What is expected: Your answer should be a single number: the count of lines containing "salary".

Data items

>>

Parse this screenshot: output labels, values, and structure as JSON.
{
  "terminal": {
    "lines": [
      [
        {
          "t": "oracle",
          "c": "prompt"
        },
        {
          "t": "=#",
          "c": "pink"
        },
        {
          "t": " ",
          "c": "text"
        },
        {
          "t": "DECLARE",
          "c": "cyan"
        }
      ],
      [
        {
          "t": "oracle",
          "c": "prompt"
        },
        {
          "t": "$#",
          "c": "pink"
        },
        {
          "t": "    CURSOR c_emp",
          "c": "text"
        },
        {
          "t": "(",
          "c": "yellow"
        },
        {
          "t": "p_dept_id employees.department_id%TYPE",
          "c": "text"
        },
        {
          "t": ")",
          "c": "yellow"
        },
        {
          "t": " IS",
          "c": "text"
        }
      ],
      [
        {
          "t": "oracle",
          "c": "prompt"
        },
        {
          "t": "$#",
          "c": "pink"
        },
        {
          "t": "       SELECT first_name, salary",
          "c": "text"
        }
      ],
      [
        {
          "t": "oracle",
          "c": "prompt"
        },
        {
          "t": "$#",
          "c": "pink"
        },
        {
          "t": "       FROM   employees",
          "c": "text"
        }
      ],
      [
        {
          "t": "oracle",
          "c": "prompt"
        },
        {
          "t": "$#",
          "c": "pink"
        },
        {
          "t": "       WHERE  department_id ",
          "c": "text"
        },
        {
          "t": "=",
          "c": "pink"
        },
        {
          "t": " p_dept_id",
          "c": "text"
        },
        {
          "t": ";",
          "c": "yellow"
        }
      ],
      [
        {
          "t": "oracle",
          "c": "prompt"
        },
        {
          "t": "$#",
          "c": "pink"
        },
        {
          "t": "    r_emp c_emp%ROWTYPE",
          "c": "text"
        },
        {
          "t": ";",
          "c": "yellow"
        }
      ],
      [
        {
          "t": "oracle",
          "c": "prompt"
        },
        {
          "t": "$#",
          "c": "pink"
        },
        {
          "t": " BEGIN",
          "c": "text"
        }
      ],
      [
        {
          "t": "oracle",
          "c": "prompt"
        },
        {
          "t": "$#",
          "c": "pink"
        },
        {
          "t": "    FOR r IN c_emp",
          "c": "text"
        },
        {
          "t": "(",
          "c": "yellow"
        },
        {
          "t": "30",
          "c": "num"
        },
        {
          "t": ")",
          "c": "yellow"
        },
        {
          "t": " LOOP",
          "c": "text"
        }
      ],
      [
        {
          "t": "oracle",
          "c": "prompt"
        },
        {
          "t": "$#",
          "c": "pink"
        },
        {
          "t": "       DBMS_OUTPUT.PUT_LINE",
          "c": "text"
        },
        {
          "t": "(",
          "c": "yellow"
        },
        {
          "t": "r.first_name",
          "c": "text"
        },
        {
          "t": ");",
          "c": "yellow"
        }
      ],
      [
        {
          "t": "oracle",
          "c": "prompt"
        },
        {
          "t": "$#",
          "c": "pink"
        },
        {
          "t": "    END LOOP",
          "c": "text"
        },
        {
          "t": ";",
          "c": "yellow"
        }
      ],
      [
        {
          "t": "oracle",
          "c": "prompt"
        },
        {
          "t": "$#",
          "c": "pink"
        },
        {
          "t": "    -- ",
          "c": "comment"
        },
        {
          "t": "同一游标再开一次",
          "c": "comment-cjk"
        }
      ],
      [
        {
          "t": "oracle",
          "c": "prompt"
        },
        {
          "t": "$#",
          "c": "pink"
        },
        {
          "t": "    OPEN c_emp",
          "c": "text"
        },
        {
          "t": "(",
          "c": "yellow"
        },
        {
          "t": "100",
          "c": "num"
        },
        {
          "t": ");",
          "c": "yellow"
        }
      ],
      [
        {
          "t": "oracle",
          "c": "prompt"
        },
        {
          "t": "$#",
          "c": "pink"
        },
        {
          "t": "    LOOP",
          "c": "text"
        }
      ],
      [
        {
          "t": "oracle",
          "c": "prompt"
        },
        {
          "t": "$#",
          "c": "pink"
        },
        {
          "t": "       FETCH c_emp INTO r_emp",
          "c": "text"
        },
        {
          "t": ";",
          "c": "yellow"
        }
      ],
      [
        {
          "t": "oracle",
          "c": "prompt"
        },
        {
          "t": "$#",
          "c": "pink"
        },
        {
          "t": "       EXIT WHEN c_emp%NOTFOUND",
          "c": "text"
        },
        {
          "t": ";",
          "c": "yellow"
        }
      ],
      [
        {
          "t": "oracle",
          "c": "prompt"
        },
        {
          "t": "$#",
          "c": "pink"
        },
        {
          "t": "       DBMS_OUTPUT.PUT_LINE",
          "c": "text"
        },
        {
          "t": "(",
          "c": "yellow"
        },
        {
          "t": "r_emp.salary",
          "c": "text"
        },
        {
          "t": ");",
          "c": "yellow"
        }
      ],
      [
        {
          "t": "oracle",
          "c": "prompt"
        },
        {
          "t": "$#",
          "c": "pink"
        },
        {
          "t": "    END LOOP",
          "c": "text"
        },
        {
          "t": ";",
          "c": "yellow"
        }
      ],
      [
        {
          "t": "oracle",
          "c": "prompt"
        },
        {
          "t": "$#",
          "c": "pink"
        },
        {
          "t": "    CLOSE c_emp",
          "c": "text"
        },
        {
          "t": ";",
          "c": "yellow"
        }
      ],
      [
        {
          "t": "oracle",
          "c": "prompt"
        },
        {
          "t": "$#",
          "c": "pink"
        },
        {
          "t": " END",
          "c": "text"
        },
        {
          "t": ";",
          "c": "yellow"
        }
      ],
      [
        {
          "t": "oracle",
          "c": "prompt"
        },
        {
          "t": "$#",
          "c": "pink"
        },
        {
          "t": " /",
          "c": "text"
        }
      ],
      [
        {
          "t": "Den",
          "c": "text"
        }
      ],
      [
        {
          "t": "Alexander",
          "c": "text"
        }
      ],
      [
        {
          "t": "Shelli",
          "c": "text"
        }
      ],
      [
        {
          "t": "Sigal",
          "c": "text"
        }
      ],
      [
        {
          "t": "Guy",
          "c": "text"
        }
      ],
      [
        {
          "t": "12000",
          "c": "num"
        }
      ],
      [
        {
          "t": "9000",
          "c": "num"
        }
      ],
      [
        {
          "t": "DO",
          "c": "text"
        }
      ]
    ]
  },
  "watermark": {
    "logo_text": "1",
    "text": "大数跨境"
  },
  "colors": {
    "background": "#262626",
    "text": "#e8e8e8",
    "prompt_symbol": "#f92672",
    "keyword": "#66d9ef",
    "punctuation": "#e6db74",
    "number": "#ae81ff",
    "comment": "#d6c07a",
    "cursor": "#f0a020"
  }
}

<<

Task solution: 2